** Prompt **
In the guide to difficult tutoring situations below, what should a tutor give to a confused student's tutorial sessions and notes?

** Quoted text **
"""
Difficult Tutoring Situations
The following identify difficult situations tutors may encounter and provide strategies for how to address these situations.
Blocking
Characterized by:
- Low frustration tolerance
- Immobilization/hopelessness/freezing up
- “It’s beyond me.” “I’ll never get it.” “I’m stuck.”
How to Approach:
- Determine what the student does know and discuss that; this shows the student that he/she has some understanding
- Begin from what the student knows and build, in simple steps, toward increasingly complex material
- Offer continual support
- Reinforce success consistently
Confusion
Characterized by:
- Bafflement/disorientation/disorganization
- Helpless feeling about the course
- “I just don’t know what to do.” “I just don’t know what the instructor wants.”
How to Approach:
- Utilize the above approaches to blocking
- Give structure and order to the student’s tutorial sessions, notes, etc.
"""
** Data supplied **
"""
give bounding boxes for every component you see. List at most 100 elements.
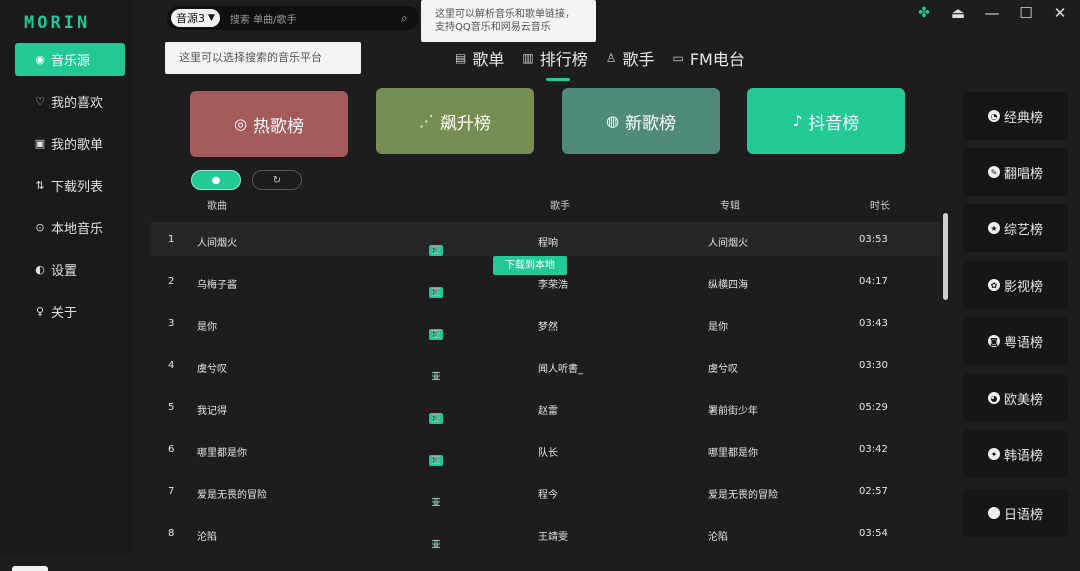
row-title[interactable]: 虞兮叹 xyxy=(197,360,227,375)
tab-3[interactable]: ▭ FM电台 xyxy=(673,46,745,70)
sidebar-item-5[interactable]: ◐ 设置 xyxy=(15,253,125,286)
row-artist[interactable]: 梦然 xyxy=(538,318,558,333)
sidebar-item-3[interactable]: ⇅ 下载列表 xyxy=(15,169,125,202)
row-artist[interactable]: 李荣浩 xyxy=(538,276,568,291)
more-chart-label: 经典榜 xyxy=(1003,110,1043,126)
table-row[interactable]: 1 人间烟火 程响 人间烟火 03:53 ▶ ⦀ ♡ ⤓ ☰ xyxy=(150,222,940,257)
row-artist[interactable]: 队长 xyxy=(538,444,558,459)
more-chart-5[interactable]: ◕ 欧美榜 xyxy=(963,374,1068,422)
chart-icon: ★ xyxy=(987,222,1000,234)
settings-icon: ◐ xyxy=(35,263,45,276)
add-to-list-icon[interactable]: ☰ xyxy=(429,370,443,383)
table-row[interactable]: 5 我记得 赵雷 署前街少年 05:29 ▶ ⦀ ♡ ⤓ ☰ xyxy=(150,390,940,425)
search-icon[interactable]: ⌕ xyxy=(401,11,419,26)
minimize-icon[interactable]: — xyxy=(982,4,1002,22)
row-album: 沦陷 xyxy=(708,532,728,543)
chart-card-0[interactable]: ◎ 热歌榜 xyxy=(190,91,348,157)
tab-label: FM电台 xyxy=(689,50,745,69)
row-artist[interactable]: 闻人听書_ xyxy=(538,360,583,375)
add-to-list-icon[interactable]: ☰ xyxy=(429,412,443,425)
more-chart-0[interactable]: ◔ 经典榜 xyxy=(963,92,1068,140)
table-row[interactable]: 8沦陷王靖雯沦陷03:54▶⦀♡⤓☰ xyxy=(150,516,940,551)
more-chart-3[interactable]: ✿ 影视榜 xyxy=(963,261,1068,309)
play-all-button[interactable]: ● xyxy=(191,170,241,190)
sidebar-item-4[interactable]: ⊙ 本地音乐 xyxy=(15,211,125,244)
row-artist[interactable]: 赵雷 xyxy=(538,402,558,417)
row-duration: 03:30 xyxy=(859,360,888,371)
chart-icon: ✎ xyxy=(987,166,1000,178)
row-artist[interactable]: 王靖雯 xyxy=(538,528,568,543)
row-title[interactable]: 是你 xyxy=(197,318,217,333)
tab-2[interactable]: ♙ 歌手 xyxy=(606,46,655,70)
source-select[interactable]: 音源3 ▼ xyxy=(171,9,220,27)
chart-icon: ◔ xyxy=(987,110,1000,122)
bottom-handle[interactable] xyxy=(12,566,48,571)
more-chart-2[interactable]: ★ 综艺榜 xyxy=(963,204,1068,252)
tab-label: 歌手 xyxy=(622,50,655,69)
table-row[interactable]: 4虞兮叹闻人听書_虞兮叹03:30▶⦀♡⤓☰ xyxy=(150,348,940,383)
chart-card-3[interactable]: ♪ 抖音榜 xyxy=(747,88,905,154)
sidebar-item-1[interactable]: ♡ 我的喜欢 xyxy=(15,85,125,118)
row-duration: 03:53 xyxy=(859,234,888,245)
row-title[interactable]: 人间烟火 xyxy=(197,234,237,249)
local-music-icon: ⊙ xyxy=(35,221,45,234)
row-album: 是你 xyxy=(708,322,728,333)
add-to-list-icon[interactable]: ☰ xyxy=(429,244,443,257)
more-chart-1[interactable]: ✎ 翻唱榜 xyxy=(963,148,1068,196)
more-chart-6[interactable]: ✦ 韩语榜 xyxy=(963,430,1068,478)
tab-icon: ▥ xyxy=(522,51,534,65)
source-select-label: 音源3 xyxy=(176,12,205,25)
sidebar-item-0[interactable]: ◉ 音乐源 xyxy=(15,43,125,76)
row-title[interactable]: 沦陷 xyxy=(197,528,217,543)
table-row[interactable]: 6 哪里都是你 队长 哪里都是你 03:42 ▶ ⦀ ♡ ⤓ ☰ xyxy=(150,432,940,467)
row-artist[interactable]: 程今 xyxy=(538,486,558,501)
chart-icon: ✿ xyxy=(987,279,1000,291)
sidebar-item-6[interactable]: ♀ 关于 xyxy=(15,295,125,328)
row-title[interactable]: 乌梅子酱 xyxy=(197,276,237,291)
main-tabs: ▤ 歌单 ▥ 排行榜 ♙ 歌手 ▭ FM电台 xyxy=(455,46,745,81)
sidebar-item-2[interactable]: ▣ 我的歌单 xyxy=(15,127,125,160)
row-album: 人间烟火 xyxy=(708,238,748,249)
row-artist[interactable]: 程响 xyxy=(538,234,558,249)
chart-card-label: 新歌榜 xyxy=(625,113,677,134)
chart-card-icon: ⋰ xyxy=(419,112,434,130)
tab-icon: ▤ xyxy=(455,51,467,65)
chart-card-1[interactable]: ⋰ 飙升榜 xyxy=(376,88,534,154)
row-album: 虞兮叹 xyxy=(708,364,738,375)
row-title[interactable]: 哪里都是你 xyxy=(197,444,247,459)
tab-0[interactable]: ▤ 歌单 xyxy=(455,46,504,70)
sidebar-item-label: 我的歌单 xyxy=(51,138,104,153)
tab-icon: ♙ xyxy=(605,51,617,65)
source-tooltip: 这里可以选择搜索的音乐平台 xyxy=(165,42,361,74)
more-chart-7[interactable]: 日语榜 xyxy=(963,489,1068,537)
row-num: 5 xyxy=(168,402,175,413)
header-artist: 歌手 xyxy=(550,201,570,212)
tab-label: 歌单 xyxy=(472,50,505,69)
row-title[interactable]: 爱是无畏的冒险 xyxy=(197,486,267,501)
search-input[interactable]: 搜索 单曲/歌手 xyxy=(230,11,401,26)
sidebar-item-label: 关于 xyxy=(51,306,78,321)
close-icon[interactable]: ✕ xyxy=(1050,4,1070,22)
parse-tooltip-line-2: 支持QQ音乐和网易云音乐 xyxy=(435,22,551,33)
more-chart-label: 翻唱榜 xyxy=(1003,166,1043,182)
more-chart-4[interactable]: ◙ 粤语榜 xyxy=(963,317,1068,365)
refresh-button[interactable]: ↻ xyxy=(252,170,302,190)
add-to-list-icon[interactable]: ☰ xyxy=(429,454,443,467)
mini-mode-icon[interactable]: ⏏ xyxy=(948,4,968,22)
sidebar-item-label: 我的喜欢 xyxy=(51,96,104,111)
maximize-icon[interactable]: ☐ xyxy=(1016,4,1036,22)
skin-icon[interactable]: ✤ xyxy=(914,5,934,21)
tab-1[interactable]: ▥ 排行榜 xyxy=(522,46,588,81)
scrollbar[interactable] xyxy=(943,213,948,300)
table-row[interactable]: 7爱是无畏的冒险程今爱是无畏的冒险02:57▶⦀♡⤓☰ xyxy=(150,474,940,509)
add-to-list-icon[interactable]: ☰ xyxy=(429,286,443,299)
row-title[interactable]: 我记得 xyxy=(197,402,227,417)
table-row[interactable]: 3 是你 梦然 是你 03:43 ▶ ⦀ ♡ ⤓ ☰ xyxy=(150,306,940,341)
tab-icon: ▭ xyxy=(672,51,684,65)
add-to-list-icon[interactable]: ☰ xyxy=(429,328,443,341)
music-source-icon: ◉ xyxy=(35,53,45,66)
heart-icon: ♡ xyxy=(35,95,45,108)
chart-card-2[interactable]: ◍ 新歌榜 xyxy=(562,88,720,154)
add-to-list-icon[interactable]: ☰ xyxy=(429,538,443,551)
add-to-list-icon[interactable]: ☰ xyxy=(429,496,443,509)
"""
"""
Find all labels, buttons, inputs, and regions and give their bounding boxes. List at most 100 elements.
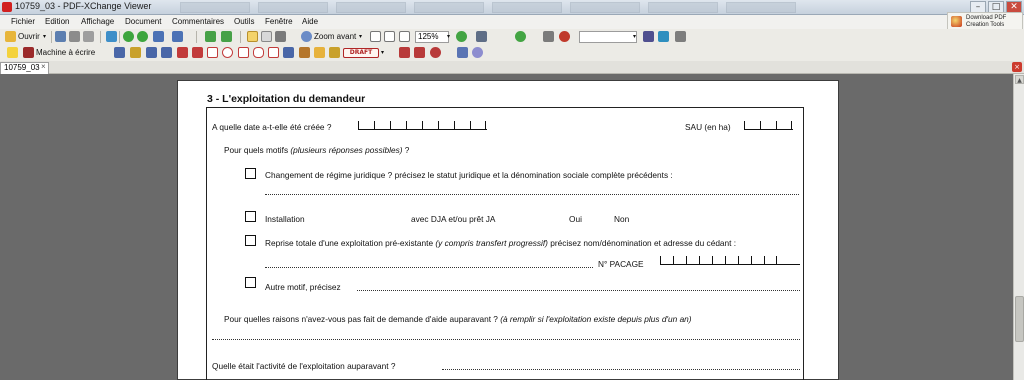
"""
"""
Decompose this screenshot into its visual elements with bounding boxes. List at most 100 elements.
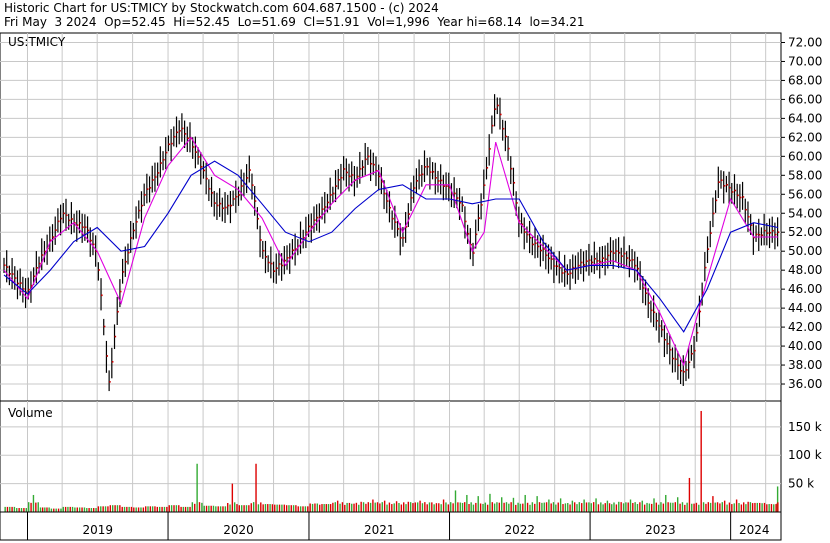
"""
** Result of the exercise **
Structure and order.